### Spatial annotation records
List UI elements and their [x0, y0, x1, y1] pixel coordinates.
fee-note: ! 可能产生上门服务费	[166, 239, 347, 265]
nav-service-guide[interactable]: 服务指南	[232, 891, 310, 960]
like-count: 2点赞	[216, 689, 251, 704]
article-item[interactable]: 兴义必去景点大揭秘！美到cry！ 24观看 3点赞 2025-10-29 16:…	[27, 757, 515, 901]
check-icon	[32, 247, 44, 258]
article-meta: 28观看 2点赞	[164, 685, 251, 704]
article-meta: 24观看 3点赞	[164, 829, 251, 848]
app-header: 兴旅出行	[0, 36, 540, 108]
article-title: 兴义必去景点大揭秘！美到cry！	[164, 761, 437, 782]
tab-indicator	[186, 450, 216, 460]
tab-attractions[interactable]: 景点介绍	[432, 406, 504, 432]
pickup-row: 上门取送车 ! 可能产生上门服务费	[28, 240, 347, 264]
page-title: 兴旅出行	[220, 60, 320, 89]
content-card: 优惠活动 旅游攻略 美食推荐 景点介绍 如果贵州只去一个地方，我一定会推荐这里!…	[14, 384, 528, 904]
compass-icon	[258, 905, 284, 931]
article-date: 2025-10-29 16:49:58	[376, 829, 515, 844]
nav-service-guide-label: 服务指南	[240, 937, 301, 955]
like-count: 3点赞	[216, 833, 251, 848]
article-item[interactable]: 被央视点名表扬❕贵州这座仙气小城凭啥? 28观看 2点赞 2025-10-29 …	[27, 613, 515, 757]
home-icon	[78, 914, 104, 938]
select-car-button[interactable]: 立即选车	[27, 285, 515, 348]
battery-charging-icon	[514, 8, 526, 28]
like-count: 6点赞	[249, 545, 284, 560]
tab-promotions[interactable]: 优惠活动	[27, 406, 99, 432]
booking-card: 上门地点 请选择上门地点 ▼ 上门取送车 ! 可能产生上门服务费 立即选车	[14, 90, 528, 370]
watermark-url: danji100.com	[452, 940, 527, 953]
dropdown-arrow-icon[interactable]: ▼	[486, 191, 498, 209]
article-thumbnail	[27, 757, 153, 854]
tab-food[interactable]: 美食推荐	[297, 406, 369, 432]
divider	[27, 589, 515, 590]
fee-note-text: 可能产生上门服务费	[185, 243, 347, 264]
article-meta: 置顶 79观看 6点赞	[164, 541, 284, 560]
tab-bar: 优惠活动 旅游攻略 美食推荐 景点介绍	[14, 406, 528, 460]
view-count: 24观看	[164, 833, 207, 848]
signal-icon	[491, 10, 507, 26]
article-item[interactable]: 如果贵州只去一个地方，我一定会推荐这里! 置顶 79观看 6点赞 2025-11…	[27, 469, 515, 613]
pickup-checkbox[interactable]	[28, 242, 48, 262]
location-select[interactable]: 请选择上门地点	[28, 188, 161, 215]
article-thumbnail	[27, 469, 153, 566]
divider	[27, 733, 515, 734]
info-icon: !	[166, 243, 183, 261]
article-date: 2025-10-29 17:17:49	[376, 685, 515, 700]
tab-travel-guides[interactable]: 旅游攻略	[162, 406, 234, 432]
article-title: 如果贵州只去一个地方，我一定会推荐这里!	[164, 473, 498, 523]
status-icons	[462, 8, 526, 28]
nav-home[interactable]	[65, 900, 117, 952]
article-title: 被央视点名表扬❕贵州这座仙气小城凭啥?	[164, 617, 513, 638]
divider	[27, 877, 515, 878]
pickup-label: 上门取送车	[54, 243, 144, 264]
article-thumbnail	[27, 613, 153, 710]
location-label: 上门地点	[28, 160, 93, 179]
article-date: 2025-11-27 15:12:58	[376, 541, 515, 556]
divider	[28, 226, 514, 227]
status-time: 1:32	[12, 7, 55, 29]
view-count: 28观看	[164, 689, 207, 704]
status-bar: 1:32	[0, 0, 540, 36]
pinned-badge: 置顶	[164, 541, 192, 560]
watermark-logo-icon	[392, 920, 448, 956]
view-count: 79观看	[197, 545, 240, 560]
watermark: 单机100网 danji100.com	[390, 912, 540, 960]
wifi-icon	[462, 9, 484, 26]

### WHAT IS BEING ASKED
Reproduce every line of the material above verbatim, from start to finish.

### REPLY TO THE EXERCISE
List UI elements and their [x0, y0, x1, y1] pixel coordinates.
fee-note: ! 可能产生上门服务费	[166, 239, 347, 265]
nav-service-guide[interactable]: 服务指南	[232, 891, 310, 960]
like-count: 2点赞	[216, 689, 251, 704]
article-item[interactable]: 兴义必去景点大揭秘！美到cry！ 24观看 3点赞 2025-10-29 16:…	[27, 757, 515, 901]
check-icon	[32, 247, 44, 258]
article-meta: 28观看 2点赞	[164, 685, 251, 704]
article-meta: 24观看 3点赞	[164, 829, 251, 848]
app-header: 兴旅出行	[0, 36, 540, 108]
article-title: 兴义必去景点大揭秘！美到cry！	[164, 761, 437, 782]
tab-indicator	[186, 450, 216, 460]
tab-attractions[interactable]: 景点介绍	[432, 406, 504, 432]
pickup-row: 上门取送车 ! 可能产生上门服务费	[28, 240, 347, 264]
page-title: 兴旅出行	[220, 60, 320, 89]
content-card: 优惠活动 旅游攻略 美食推荐 景点介绍 如果贵州只去一个地方，我一定会推荐这里!…	[14, 384, 528, 904]
compass-icon	[258, 905, 284, 931]
article-date: 2025-10-29 16:49:58	[376, 829, 515, 844]
nav-service-guide-label: 服务指南	[240, 937, 301, 955]
like-count: 3点赞	[216, 833, 251, 848]
article-item[interactable]: 被央视点名表扬❕贵州这座仙气小城凭啥? 28观看 2点赞 2025-10-29 …	[27, 613, 515, 757]
home-icon	[78, 914, 104, 938]
select-car-button[interactable]: 立即选车	[27, 285, 515, 348]
battery-charging-icon	[514, 8, 526, 28]
like-count: 6点赞	[249, 545, 284, 560]
tab-promotions[interactable]: 优惠活动	[27, 406, 99, 432]
booking-card: 上门地点 请选择上门地点 ▼ 上门取送车 ! 可能产生上门服务费 立即选车	[14, 90, 528, 370]
watermark-url: danji100.com	[452, 940, 527, 953]
dropdown-arrow-icon[interactable]: ▼	[486, 191, 498, 209]
article-thumbnail	[27, 757, 153, 854]
tab-food[interactable]: 美食推荐	[297, 406, 369, 432]
divider	[27, 589, 515, 590]
fee-note-text: 可能产生上门服务费	[185, 243, 347, 264]
article-meta: 置顶 79观看 6点赞	[164, 541, 284, 560]
tab-bar: 优惠活动 旅游攻略 美食推荐 景点介绍	[14, 406, 528, 460]
view-count: 24观看	[164, 833, 207, 848]
signal-icon	[491, 10, 507, 26]
article-item[interactable]: 如果贵州只去一个地方，我一定会推荐这里! 置顶 79观看 6点赞 2025-11…	[27, 469, 515, 613]
pickup-checkbox[interactable]	[28, 242, 48, 262]
location-select[interactable]: 请选择上门地点	[28, 188, 161, 215]
article-thumbnail	[27, 469, 153, 566]
divider	[27, 733, 515, 734]
info-icon: !	[166, 243, 183, 261]
article-date: 2025-10-29 17:17:49	[376, 685, 515, 700]
tab-travel-guides[interactable]: 旅游攻略	[162, 406, 234, 432]
article-title: 如果贵州只去一个地方，我一定会推荐这里!	[164, 473, 498, 523]
status-icons	[462, 8, 526, 28]
nav-home[interactable]	[65, 900, 117, 952]
article-title: 被央视点名表扬❕贵州这座仙气小城凭啥?	[164, 617, 513, 638]
divider	[27, 877, 515, 878]
pickup-label: 上门取送车	[54, 243, 144, 264]
article-thumbnail	[27, 613, 153, 710]
location-label: 上门地点	[28, 160, 93, 179]
article-date: 2025-11-27 15:12:58	[376, 541, 515, 556]
divider	[28, 226, 514, 227]
status-time: 1:32	[12, 7, 55, 29]
view-count: 28观看	[164, 689, 207, 704]
status-bar: 1:32	[0, 0, 540, 36]
pinned-badge: 置顶	[164, 541, 192, 560]
watermark-logo-icon	[392, 920, 448, 956]
view-count: 79观看	[197, 545, 240, 560]
watermark: 单机100网 danji100.com	[390, 912, 540, 960]
wifi-icon	[462, 9, 484, 26]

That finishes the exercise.